§ Your objective: Reproduce the records below exactly as they appear.

···

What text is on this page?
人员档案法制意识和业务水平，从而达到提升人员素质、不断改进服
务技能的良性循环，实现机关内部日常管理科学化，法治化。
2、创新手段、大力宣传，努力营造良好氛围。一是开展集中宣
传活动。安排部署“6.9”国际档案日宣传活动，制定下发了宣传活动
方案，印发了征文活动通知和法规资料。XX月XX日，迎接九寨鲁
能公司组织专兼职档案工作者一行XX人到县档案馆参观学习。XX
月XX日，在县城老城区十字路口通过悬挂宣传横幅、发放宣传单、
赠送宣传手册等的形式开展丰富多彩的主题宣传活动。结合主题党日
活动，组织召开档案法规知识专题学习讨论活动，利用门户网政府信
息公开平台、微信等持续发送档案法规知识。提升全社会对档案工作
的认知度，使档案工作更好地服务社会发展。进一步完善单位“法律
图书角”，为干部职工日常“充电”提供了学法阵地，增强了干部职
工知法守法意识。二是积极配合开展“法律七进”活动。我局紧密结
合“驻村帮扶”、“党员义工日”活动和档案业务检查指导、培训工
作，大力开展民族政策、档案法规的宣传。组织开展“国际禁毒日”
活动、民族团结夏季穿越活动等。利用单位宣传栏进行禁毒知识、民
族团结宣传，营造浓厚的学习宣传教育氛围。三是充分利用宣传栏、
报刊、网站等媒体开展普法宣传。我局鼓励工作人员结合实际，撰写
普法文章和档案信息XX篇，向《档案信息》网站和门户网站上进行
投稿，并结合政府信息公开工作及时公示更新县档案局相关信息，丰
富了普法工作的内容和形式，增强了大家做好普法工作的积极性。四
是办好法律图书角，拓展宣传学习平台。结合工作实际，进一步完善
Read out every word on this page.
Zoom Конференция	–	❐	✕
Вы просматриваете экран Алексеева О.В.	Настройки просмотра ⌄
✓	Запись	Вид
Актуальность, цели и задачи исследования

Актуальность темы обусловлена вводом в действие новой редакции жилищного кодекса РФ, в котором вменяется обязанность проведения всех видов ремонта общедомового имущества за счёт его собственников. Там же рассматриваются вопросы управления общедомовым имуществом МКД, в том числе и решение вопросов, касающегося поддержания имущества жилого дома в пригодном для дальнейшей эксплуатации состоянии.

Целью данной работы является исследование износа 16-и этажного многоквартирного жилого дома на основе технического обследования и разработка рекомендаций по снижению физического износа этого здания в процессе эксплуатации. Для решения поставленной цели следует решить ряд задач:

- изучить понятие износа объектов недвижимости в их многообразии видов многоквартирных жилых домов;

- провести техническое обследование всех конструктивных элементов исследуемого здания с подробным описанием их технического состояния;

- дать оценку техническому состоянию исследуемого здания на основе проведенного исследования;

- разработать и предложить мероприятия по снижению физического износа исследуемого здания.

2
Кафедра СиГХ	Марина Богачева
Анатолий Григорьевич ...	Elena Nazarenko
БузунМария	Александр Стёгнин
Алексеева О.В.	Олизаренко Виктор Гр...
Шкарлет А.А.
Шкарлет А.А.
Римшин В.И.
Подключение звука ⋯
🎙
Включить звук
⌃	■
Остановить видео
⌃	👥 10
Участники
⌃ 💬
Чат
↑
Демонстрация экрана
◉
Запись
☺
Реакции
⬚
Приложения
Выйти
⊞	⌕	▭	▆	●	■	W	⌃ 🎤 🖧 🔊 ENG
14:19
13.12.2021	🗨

···

§ Output:
What text is on this page?
人员档案法制意识和业务水平，从而达到提升人员素质、不断改进服
务技能的良性循环，实现机关内部日常管理科学化，法治化。
2、创新手段、大力宣传，努力营造良好氛围。一是开展集中宣
传活动。安排部署“6.9”国际档案日宣传活动，制定下发了宣传活动
方案，印发了征文活动通知和法规资料。XX月XX日，迎接九寨鲁
能公司组织专兼职档案工作者一行XX人到县档案馆参观学习。XX
月XX日，在县城老城区十字路口通过悬挂宣传横幅、发放宣传单、
赠送宣传手册等的形式开展丰富多彩的主题宣传活动。结合主题党日
活动，组织召开档案法规知识专题学习讨论活动，利用门户网政府信
息公开平台、微信等持续发送档案法规知识。提升全社会对档案工作
的认知度，使档案工作更好地服务社会发展。进一步完善单位“法律
图书角”，为干部职工日常“充电”提供了学法阵地，增强了干部职
工知法守法意识。二是积极配合开展“法律七进”活动。我局紧密结
合“驻村帮扶”、“党员义工日”活动和档案业务检查指导、培训工
作，大力开展民族政策、档案法规的宣传。组织开展“国际禁毒日”
活动、民族团结夏季穿越活动等。利用单位宣传栏进行禁毒知识、民
族团结宣传，营造浓厚的学习宣传教育氛围。三是充分利用宣传栏、
报刊、网站等媒体开展普法宣传。我局鼓励工作人员结合实际，撰写
普法文章和档案信息XX篇，向《档案信息》网站和门户网站上进行
投稿，并结合政府信息公开工作及时公示更新县档案局相关信息，丰
富了普法工作的内容和形式，增强了大家做好普法工作的积极性。四
是办好法律图书角，拓展宣传学习平台。结合工作实际，进一步完善
Read out every word on this page.
Zoom Конференция	–	❐	✕
Вы просматриваете экран Алексеева О.В.	Настройки просмотра ⌄
✓	Запись	Вид
Актуальность, цели и задачи исследования

Актуальность темы обусловлена вводом в действие новой редакции жилищного кодекса РФ, в котором вменяется обязанность проведения всех видов ремонта общедомового имущества за счёт его собственников. Там же рассматриваются вопросы управления общедомовым имуществом МКД, в том числе и решение вопросов, касающегося поддержания имущества жилого дома в пригодном для дальнейшей эксплуатации состоянии.

Целью данной работы является исследование износа 16-и этажного многоквартирного жилого дома на основе технического обследования и разработка рекомендаций по снижению физического износа этого здания в процессе эксплуатации. Для решения поставленной цели следует решить ряд задач:

- изучить понятие износа объектов недвижимости в их многообразии видов многоквартирных жилых домов;

- провести техническое обследование всех конструктивных элементов исследуемого здания с подробным описанием их технического состояния;

- дать оценку техническому состоянию исследуемого здания на основе проведенного исследования;

- разработать и предложить мероприятия по снижению физического износа исследуемого здания.

2
Кафедра СиГХ	Марина Богачева
Анатолий Григорьевич ...	Elena Nazarenko
БузунМария	Александр Стёгнин
Алексеева О.В.	Олизаренко Виктор Гр...
Шкарлет А.А.
Шкарлет А.А.
Римшин В.И.
Подключение звука ⋯
🎙
Включить звук
⌃	■
Остановить видео
⌃	👥 10
Участники
⌃ 💬
Чат
↑
Демонстрация экрана
◉
Запись
☺
Реакции
⬚
Приложения
Выйти
⊞	⌕	▭	▆	●	■	W	⌃ 🎤 🖧 🔊 ENG
14:19
13.12.2021	🗨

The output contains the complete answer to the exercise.